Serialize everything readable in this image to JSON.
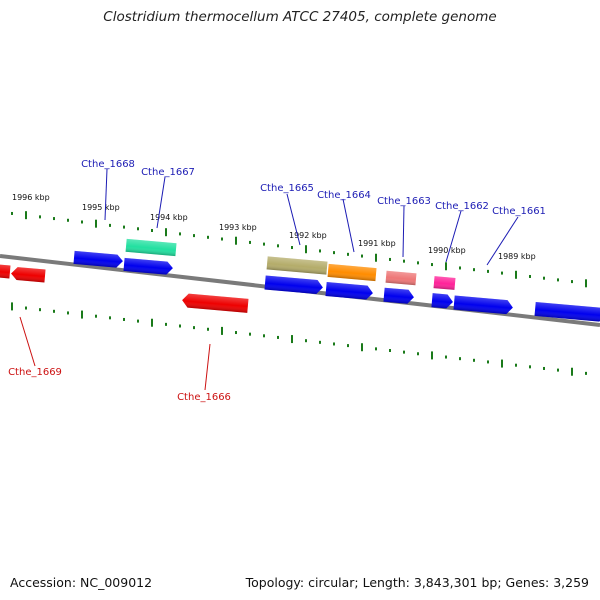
{
  "title": "Clostridium thermocellum ATCC 27405, complete genome",
  "accession": "Accession: NC_009012",
  "summary": "Topology: circular; Length: 3,843,301 bp; Genes: 3,259",
  "colors": {
    "plus_label": "#1c1cb4",
    "minus_label": "#cc1111",
    "tick": "#1a7a1a",
    "backbone": "#7a7a7a"
  },
  "kbp_labels": [
    "1996 kbp",
    "1995 kbp",
    "1994 kbp",
    "1993 kbp",
    "1992 kbp",
    "1991 kbp",
    "1990 kbp",
    "1989 kbp"
  ],
  "gene_labels": [
    "Cthe_1668",
    "Cthe_1667",
    "Cthe_1665",
    "Cthe_1664",
    "Cthe_1663",
    "Cthe_1662",
    "Cthe_1661",
    "Cthe_1669",
    "Cthe_1666"
  ],
  "feature_colors": [
    "#0000ee",
    "#22e0a0",
    "#b4ac6a",
    "#ff8c00",
    "#ee7777",
    "#ff2299",
    "#ee0000"
  ]
}
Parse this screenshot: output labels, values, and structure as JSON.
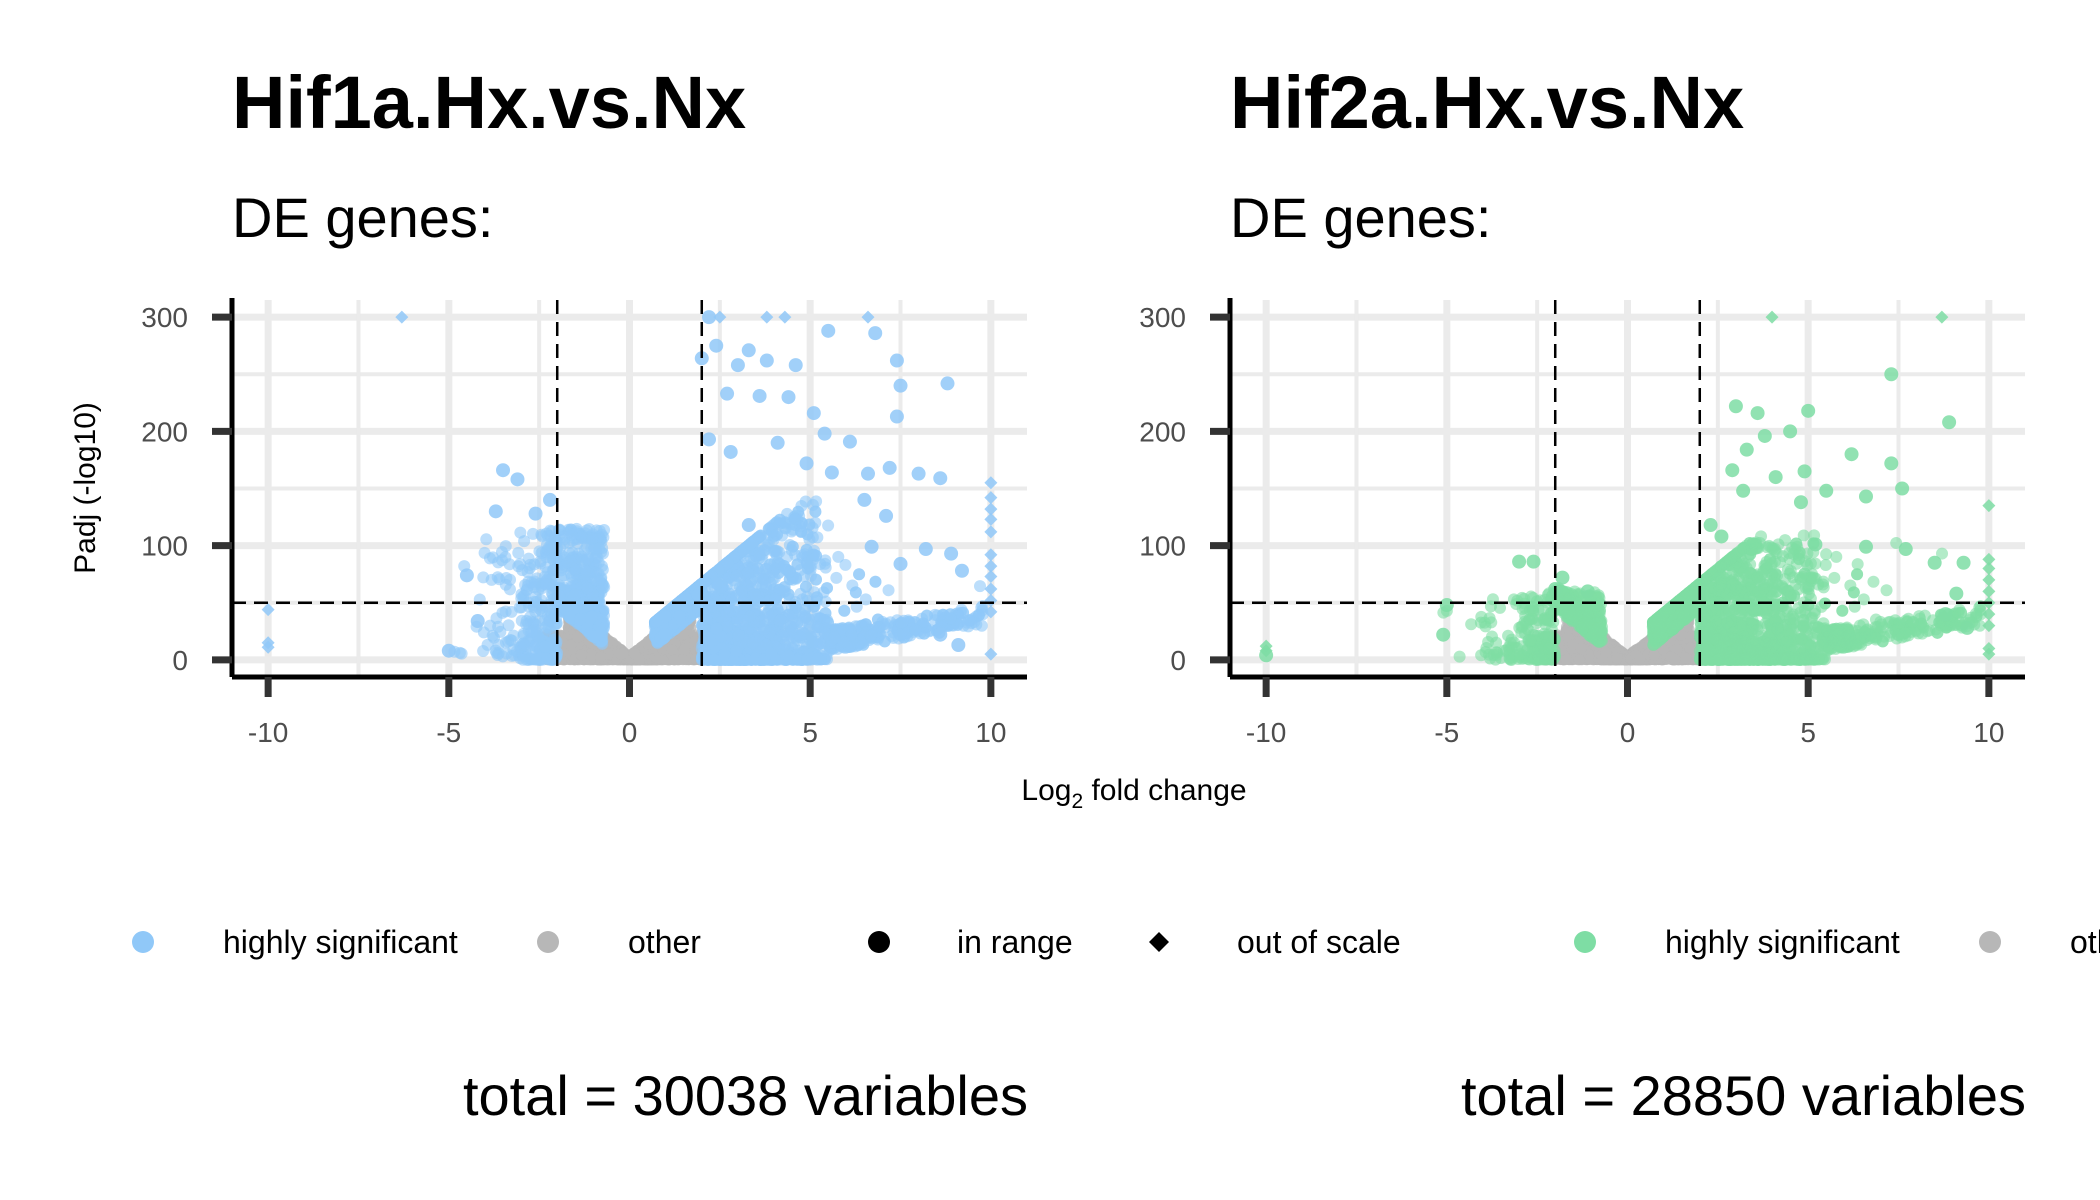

---

HOW TO COMPLETE THIS TASK →
Copy all the entries above exactly as they stand, except for the pictures.

ANSWER AREA →
Serialize everything readable in this image to JSON.
{
  "title": "Clostridium thermocellum ATCC 27405, complete genome",
  "accession": "Accession: NC_009012",
  "summary": "Topology: circular; Length: 3,843,301 bp; Genes: 3,259",
  "colors": {
    "plus_label": "#1c1cb4",
    "minus_label": "#cc1111",
    "tick": "#1a7a1a",
    "backbone": "#7a7a7a"
  },
  "kbp_labels": [
    "1996 kbp",
    "1995 kbp",
    "1994 kbp",
    "1993 kbp",
    "1992 kbp",
    "1991 kbp",
    "1990 kbp",
    "1989 kbp"
  ],
  "gene_labels": [
    "Cthe_1668",
    "Cthe_1667",
    "Cthe_1665",
    "Cthe_1664",
    "Cthe_1663",
    "Cthe_1662",
    "Cthe_1661",
    "Cthe_1669",
    "Cthe_1666"
  ],
  "feature_colors": [
    "#0000ee",
    "#22e0a0",
    "#b4ac6a",
    "#ff8c00",
    "#ee7777",
    "#ff2299",
    "#ee0000"
  ]
}
Parse this screenshot: output labels, values, and structure as JSON.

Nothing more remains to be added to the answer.